ATIVIDADE: Transcreva sem nenhuma alteração o trecho da crítica sobre Creed que começa em "Uma sensibilidade estética" e termina em "de outras franquias.", incluindo ambos.
### TEXTO ###
Não existe a necessidade de focar em um horizonte maior antes de resolver pequenos problemas da vida desse jovem com um sonho. Ao mesmo tempo que Rocky não entra na trama para treinar um campeão, mas sim para cuidar de alguém que ele encara como família. Do mesmo jeito que o embate contra sua doença é tão bem tratado, que só serve para engrandecer e aprofundar ainda mais os personagens, e não qualquer tipo de reviravolta melodramática (assim como a deficiência aditiva do interesse amoroso do protagonista).
E se você pensou que essa citação a uma doença é um spoiler, pode acreditar, não é. Não porque o filme seja recheado de ¿dicas¿ (tossidas, tonturas etc… coisa que não acontece), mas sim, pois Coogler trata isso com uma sensibilidade tão grande que é impossível não encarar isso. Tudo se torna então uma pequena barreira, e não um inimigo mortal. Não existe nada que te faça adivinhar o que vai acontecer, e quando acontece, tudo é solucionado de modo tão são e sensato que fará o espectador ter raiva de todas outras vezes que o cinema usou uma doença como desculpa para mover um personagem. Em poucos minutos e duas ou três cenas, tudo que foi dito diante da raiva é resolvido com uma conversa. Do jeito que seres humanos fazem.
Uma sensibilidade estética e narrativa que volta àquela citação de Martin Scorsese alguns parágrafos atrás. Do diretor de Touro Indomável, Coogler não só cita o mesmo filme ao deixar tudo em volta do ringue sumir em um breu que separa o personagem do mundo ao redor, como se inspira em Scorsese para acompanhar Adonis por corredores até observá-lo em um luta sem cortes. Uma vontade de inovar que o leva a acompanhar uma outra luta em meio aos boxeadores, numa dança de violência inspiradora e que deve servir de divisor de águas para o gênero. Três subidas ao ringue, mas três momentos tão dispares, emocionantes e inesquecíveis que já podem ser considerados entre os melhores da franquia. Tanto dessa, quanto de mais um monte de outras franquias.
Coogler ainda tem uma habilidade enorme para lidar com seus atores. Stallone talvez tenha em mãos seu maior e mais complexo trabalho, e o que ele faz com isso é incrível e digno de uma estrela muito maior que sua carreira pouco levada a sério. Seu Rocky é profundo, melancólico, humano e dá uma vida incrível ao filme, assim como serve de parceiro ideal para o Adonis de Michael B. Jordan. Mesmo Jordan que já tinha feito uma dupla perfeita com Coogler no incrível Fruitivale Station, que passou despercebido pelo Brasil, mas é imperdível.
Um diretor que tem a sensibilidade de compor seu protagonista de modo sutil e complexo enquanto já descalça as luvas antes mesmo de seus adversário chegar no final da contagem, ao mesmo tempo que o coloca em um briga com sua própria humildade, seu passado e sua vontade de vencer com suas próprias forças.
Creed então é tanto um veículo para Coogler alcançar voos muito maiores e merecidos (sua ausência nas premiações do cinema é uma enorme cegueira!), mas também um filme que fala sobre um legado, e mostra que, mais do que nunca, o filme de 1976 merecia toda e qualquer premiação. Assim como esse, que seria merecedor de qualquer homenagem.
“Creed”(EUA, 2015), escrito por Ryan Coogler e Aaron Covington, dirigido por Ryan Coogler, com Michael B. Jordan, Sylvester Stallone, Tessa Thompson, Phylicia Rashad, Tony Bellew e Ritchie Coster.
### ENTRADAS FORNECIDAS ###
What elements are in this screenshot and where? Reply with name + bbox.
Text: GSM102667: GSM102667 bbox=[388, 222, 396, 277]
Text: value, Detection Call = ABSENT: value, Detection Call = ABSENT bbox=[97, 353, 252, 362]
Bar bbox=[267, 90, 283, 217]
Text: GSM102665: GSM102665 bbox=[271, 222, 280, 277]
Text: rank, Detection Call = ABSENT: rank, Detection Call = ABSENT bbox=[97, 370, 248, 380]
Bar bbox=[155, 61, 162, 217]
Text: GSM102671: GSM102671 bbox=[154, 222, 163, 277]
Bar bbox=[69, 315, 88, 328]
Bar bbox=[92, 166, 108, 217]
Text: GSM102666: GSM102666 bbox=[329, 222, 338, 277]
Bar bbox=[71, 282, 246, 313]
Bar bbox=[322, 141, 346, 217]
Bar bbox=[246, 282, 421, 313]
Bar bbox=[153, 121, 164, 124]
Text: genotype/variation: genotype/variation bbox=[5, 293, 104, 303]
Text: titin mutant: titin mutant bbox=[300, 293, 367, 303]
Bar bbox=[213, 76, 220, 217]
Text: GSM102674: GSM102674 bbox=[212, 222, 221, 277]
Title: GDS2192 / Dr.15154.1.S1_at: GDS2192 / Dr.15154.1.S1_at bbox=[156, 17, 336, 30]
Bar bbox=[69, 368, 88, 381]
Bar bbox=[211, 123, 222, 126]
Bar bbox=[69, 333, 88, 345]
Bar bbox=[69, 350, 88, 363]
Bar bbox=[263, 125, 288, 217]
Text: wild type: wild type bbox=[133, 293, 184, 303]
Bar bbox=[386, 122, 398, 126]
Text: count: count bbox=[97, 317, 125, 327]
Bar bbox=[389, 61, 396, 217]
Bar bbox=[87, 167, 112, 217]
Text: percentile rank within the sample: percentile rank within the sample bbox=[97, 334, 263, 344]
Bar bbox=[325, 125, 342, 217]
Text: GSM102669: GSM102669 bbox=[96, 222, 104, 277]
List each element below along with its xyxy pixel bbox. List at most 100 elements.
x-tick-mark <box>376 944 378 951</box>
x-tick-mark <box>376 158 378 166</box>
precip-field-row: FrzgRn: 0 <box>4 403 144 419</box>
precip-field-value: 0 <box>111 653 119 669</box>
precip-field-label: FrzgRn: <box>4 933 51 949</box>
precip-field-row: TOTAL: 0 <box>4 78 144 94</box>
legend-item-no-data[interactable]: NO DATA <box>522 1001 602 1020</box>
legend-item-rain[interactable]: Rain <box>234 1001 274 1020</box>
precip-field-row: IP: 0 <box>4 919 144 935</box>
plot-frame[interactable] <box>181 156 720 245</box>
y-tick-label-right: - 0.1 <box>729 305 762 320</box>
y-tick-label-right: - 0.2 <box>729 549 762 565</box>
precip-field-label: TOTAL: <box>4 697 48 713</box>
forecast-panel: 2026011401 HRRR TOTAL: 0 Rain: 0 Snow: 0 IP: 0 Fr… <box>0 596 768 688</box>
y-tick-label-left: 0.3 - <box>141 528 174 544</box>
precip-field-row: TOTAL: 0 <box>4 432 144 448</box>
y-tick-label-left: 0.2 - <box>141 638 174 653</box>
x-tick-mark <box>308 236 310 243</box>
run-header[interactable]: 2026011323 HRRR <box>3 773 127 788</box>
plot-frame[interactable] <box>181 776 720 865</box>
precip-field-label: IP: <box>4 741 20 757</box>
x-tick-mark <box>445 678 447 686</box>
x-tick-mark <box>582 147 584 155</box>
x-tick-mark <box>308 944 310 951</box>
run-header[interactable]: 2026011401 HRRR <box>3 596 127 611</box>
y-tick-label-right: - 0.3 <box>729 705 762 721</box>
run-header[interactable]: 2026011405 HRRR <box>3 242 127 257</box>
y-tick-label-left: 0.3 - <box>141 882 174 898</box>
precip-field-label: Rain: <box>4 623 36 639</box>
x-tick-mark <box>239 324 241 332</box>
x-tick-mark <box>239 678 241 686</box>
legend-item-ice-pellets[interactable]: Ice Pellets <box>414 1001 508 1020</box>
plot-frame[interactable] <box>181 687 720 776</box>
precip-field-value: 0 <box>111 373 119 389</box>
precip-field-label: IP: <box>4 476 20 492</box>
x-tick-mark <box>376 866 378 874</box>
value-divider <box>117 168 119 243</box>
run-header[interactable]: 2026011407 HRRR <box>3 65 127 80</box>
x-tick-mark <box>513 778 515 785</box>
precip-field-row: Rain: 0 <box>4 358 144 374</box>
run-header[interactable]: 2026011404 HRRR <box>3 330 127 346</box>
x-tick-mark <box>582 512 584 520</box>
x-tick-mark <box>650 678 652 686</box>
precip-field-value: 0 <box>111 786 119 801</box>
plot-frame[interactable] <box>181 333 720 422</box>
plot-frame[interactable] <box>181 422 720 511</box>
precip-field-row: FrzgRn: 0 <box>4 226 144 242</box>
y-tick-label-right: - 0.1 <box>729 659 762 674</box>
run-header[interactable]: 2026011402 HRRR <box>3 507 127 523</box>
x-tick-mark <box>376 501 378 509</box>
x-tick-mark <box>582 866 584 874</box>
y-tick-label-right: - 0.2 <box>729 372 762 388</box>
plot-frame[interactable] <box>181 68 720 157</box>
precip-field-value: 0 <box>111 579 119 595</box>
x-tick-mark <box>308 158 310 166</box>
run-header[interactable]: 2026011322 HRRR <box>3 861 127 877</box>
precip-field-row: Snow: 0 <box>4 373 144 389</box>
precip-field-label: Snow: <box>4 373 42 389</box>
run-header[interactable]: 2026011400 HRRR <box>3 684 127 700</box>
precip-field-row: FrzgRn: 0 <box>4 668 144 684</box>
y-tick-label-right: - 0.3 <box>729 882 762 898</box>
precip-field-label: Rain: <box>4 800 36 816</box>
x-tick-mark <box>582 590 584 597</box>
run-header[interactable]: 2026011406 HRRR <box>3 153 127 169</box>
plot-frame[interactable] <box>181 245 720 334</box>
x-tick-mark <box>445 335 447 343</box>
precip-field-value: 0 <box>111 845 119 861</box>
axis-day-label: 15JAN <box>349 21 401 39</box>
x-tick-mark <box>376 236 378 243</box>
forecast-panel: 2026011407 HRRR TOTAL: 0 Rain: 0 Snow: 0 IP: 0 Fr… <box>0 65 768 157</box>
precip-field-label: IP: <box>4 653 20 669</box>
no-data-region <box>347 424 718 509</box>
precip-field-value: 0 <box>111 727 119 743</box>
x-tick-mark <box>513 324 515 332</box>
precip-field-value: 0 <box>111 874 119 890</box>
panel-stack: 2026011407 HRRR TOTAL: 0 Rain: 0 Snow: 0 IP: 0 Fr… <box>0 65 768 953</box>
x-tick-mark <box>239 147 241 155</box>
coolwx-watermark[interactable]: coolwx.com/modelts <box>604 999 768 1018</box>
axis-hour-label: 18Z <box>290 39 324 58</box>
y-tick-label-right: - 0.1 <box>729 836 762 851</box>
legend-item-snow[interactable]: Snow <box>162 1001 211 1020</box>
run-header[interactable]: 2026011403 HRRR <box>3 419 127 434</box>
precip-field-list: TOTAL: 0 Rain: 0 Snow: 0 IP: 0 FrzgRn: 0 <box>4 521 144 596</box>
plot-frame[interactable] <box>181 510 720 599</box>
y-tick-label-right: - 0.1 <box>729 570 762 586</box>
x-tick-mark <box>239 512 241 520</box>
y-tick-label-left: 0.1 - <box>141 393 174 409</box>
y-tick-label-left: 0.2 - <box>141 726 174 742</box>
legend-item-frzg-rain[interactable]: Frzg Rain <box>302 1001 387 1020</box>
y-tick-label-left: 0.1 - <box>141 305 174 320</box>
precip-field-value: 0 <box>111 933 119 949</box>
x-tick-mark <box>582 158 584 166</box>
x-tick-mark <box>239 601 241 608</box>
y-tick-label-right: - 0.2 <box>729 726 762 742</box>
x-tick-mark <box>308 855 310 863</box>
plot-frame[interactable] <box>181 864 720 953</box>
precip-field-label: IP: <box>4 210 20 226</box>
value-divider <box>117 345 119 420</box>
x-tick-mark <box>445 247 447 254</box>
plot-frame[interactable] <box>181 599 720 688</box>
###
RESPOSTA AO EXERCÍCIO:
Uma sensibilidade estética e narrativa que volta àquela citação de Martin Scorsese alguns parágrafos atrás. Do diretor de Touro Indomável, Coogler não só cita o mesmo filme ao deixar tudo em volta do ringue sumir em um breu que separa o personagem do mundo ao redor, como se inspira em Scorsese para acompanhar Adonis por corredores até observá-lo em um luta sem cortes. Uma vontade de inovar que o leva a acompanhar uma outra luta em meio aos boxeadores, numa dança de violência inspiradora e que deve servir de divisor de águas para o gênero. Três subidas ao ringue, mas três momentos tão dispares, emocionantes e inesquecíveis que já podem ser considerados entre os melhores da franquia. Tanto dessa, quanto de mais um monte de outras franquias.